▼▼▼

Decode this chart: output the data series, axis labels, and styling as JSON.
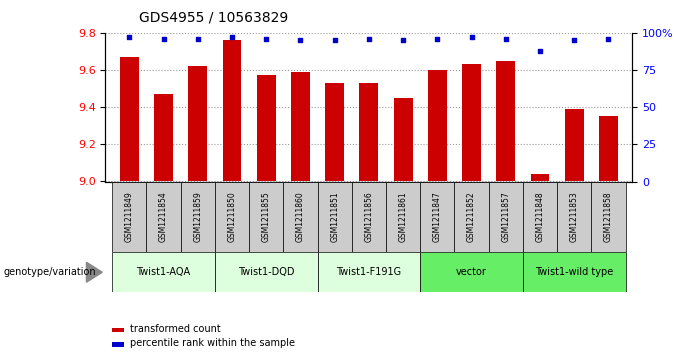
{
  "title": "GDS4955 / 10563829",
  "samples": [
    "GSM1211849",
    "GSM1211854",
    "GSM1211859",
    "GSM1211850",
    "GSM1211855",
    "GSM1211860",
    "GSM1211851",
    "GSM1211856",
    "GSM1211861",
    "GSM1211847",
    "GSM1211852",
    "GSM1211857",
    "GSM1211848",
    "GSM1211853",
    "GSM1211858"
  ],
  "transformed_counts": [
    9.67,
    9.47,
    9.62,
    9.76,
    9.57,
    9.59,
    9.53,
    9.53,
    9.45,
    9.6,
    9.63,
    9.65,
    9.04,
    9.39,
    9.35
  ],
  "percentile_ranks": [
    97,
    96,
    96,
    97,
    96,
    95,
    95,
    96,
    95,
    96,
    97,
    96,
    88,
    95,
    96
  ],
  "ylim_left": [
    9.0,
    9.8
  ],
  "ylim_right": [
    0,
    100
  ],
  "yticks_left": [
    9.0,
    9.2,
    9.4,
    9.6,
    9.8
  ],
  "yticks_right": [
    0,
    25,
    50,
    75,
    100
  ],
  "ytick_labels_right": [
    "0",
    "25",
    "50",
    "75",
    "100%"
  ],
  "bar_color": "#cc0000",
  "dot_color": "#0000cc",
  "grid_color": "#999999",
  "bg_color": "#ffffff",
  "groups": [
    {
      "label": "Twist1-AQA",
      "start": 0,
      "end": 3,
      "color": "#ddffdd"
    },
    {
      "label": "Twist1-DQD",
      "start": 3,
      "end": 6,
      "color": "#ddffdd"
    },
    {
      "label": "Twist1-F191G",
      "start": 6,
      "end": 9,
      "color": "#ddffdd"
    },
    {
      "label": "vector",
      "start": 9,
      "end": 12,
      "color": "#66ee66"
    },
    {
      "label": "Twist1-wild type",
      "start": 12,
      "end": 15,
      "color": "#66ee66"
    }
  ],
  "legend_bar_label": "transformed count",
  "legend_dot_label": "percentile rank within the sample",
  "genotype_label": "genotype/variation",
  "sample_box_color": "#cccccc",
  "title_fontsize": 10,
  "tick_fontsize": 8,
  "bar_width": 0.55
}
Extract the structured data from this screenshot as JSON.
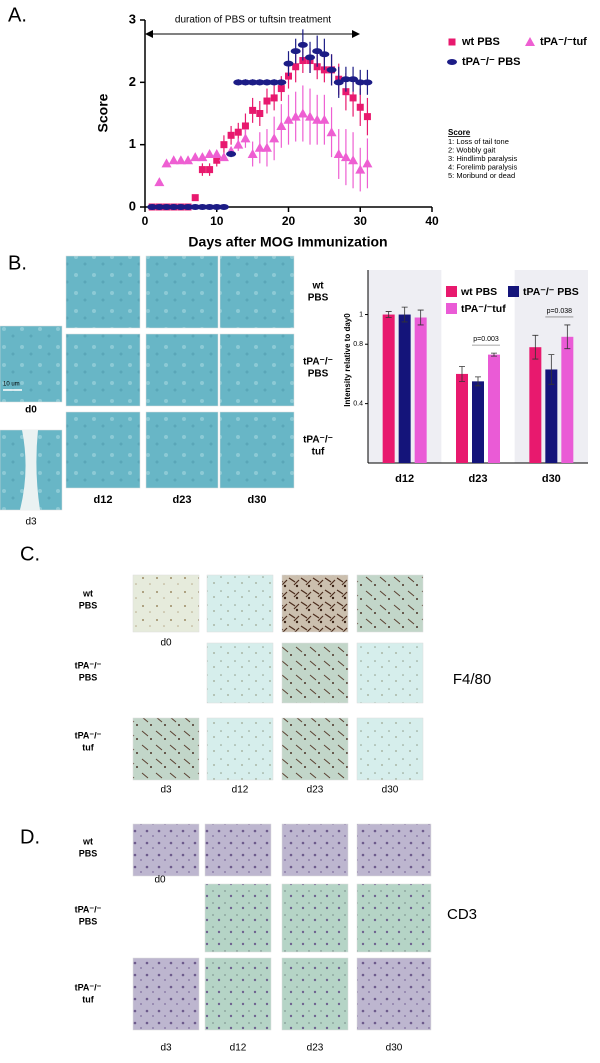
{
  "panel_labels": [
    "A.",
    "B.",
    "C.",
    "D."
  ],
  "chart_data": [
    {
      "type": "scatter",
      "ylabel": "Score",
      "xlabel": "Days after MOG Immunization",
      "annotation": "duration of PBS or tuftsin treatment",
      "xlim": [
        0,
        40
      ],
      "xticks": [
        0,
        10,
        20,
        30,
        40
      ],
      "ylim": [
        0,
        3
      ],
      "yticks": [
        0,
        1,
        2,
        3
      ],
      "series": [
        {
          "name": "wt PBS",
          "color": "#e8196e",
          "marker": "square",
          "x": [
            1,
            2,
            3,
            4,
            5,
            6,
            7,
            8,
            9,
            10,
            11,
            12,
            13,
            14,
            15,
            16,
            17,
            18,
            19,
            20,
            21,
            22,
            23,
            24,
            25,
            26,
            27,
            28,
            29,
            30,
            31
          ],
          "values": [
            0,
            0,
            0,
            0,
            0,
            0,
            0.15,
            0.6,
            0.6,
            0.75,
            1.0,
            1.15,
            1.2,
            1.3,
            1.55,
            1.5,
            1.7,
            1.75,
            1.9,
            2.1,
            2.25,
            2.35,
            2.35,
            2.25,
            2.2,
            2.2,
            2.05,
            1.85,
            1.75,
            1.6,
            1.45
          ],
          "errors": [
            0,
            0,
            0,
            0,
            0,
            0,
            0.05,
            0.1,
            0.1,
            0.1,
            0.15,
            0.15,
            0.15,
            0.2,
            0.2,
            0.2,
            0.2,
            0.2,
            0.2,
            0.2,
            0.25,
            0.2,
            0.2,
            0.2,
            0.2,
            0.25,
            0.25,
            0.3,
            0.3,
            0.3,
            0.3
          ]
        },
        {
          "name": "tPA⁻/⁻tuf",
          "color": "#ee5fd2",
          "marker": "triangle",
          "x": [
            2,
            3,
            4,
            5,
            6,
            7,
            8,
            9,
            10,
            11,
            12,
            13,
            14,
            15,
            16,
            17,
            18,
            19,
            20,
            21,
            22,
            23,
            24,
            25,
            26,
            27,
            28,
            29,
            30,
            31
          ],
          "values": [
            0.4,
            0.7,
            0.75,
            0.75,
            0.75,
            0.8,
            0.8,
            0.85,
            0.85,
            0.8,
            0.9,
            1.0,
            1.1,
            0.85,
            0.95,
            0.95,
            1.1,
            1.3,
            1.4,
            1.45,
            1.5,
            1.45,
            1.4,
            1.4,
            1.2,
            0.85,
            0.8,
            0.75,
            0.6,
            0.7
          ],
          "errors": [
            0.05,
            0.05,
            0.05,
            0.05,
            0.05,
            0.05,
            0.05,
            0.05,
            0.05,
            0.05,
            0.05,
            0.1,
            0.15,
            0.2,
            0.25,
            0.3,
            0.35,
            0.35,
            0.4,
            0.4,
            0.45,
            0.45,
            0.4,
            0.4,
            0.4,
            0.4,
            0.45,
            0.45,
            0.35,
            0.4
          ]
        },
        {
          "name": "tPA⁻/⁻ PBS",
          "color": "#1c1c86",
          "marker": "ellipse",
          "x": [
            1,
            2,
            3,
            4,
            5,
            6,
            7,
            8,
            9,
            10,
            11,
            12,
            13,
            14,
            15,
            16,
            17,
            18,
            19,
            20,
            21,
            22,
            23,
            24,
            25,
            26,
            27,
            28,
            29,
            30,
            31
          ],
          "values": [
            0,
            0,
            0,
            0,
            0,
            0,
            0,
            0,
            0,
            0,
            0,
            0.85,
            2.0,
            2.0,
            2.0,
            2.0,
            2.0,
            2.0,
            2.0,
            2.3,
            2.5,
            2.6,
            2.4,
            2.5,
            2.45,
            2.2,
            2.0,
            2.05,
            2.05,
            2.0,
            2.0
          ],
          "errors": [
            0,
            0,
            0,
            0,
            0,
            0,
            0,
            0,
            0,
            0,
            0,
            0.05,
            0.05,
            0.05,
            0.05,
            0.05,
            0.05,
            0.05,
            0.05,
            0.2,
            0.2,
            0.25,
            0.25,
            0.25,
            0.25,
            0.25,
            0.25,
            0.2,
            0.2,
            0.2,
            0.2
          ]
        }
      ],
      "score_key": {
        "title": "Score",
        "items": [
          "1: Loss of tail tone",
          "2: Wobbly gait",
          "3: Hindlimb paralysis",
          "4: Forelimb paralysis",
          "5: Moribund or dead"
        ]
      }
    },
    {
      "type": "bar",
      "ylabel": "Intensity relative to day0",
      "categories": [
        "d12",
        "d23",
        "d30"
      ],
      "ylim": [
        0,
        1.3
      ],
      "yticks": [
        0.4,
        0.8,
        1
      ],
      "series": [
        {
          "name": "wt PBS",
          "color": "#e8196e",
          "values": [
            1.0,
            0.6,
            0.78
          ],
          "errors": [
            0.02,
            0.05,
            0.08
          ]
        },
        {
          "name": "tPA⁻/⁻ PBS",
          "color": "#14147a",
          "values": [
            1.0,
            0.55,
            0.63
          ],
          "errors": [
            0.05,
            0.03,
            0.1
          ]
        },
        {
          "name": "tPA⁻/⁻tuf",
          "color": "#ea5bd6",
          "values": [
            0.98,
            0.73,
            0.85
          ],
          "errors": [
            0.05,
            0.01,
            0.08
          ]
        }
      ],
      "annotations": [
        {
          "text": "p=0.003",
          "category": "d23"
        },
        {
          "text": "p=0.038",
          "category": "d30"
        }
      ]
    }
  ],
  "histology": [
    {
      "rows": [
        [
          "wt",
          "PBS"
        ],
        [
          "tPA⁻/⁻",
          "PBS"
        ],
        [
          "tPA⁻/⁻",
          "tuf"
        ]
      ],
      "baseline": "d0",
      "columns": [
        "d3",
        "d12",
        "d23",
        "d30"
      ],
      "scale_bar": "10 um"
    },
    {
      "rows": [
        [
          "wt",
          "PBS"
        ],
        [
          "tPA⁻/⁻",
          "PBS"
        ],
        [
          "tPA⁻/⁻",
          "tuf"
        ]
      ],
      "baseline": "d0",
      "columns": [
        "d3",
        "d12",
        "d23",
        "d30"
      ],
      "stain": "F4/80"
    },
    {
      "rows": [
        [
          "wt",
          "PBS"
        ],
        [
          "tPA⁻/⁻",
          "PBS"
        ],
        [
          "tPA⁻/⁻",
          "tuf"
        ]
      ],
      "baseline": "d0",
      "columns": [
        "d3",
        "d12",
        "d23",
        "d30"
      ],
      "stain": "CD3"
    }
  ]
}
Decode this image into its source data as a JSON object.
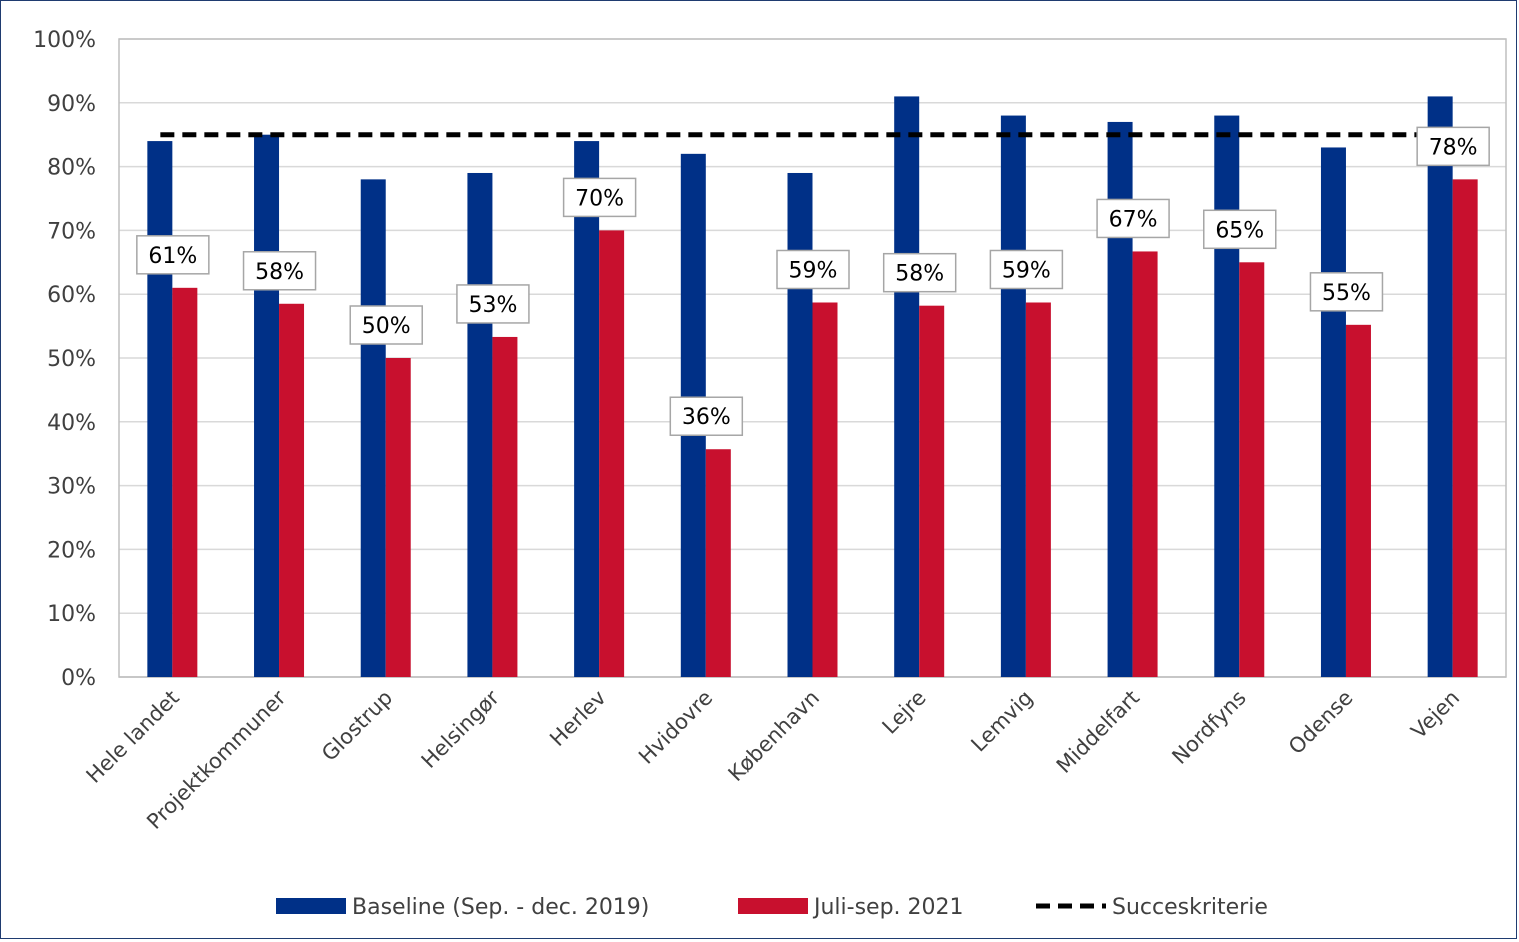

▲▲▲

Within the data above, pick out all lines holding the word "JSON".

### [COMPLETED EXERCISE]
Decode this chart: output the data series, axis labels, and styling as JSON.
Extract the structured data from this screenshot as JSON.
Decode this image into its source data as a JSON object.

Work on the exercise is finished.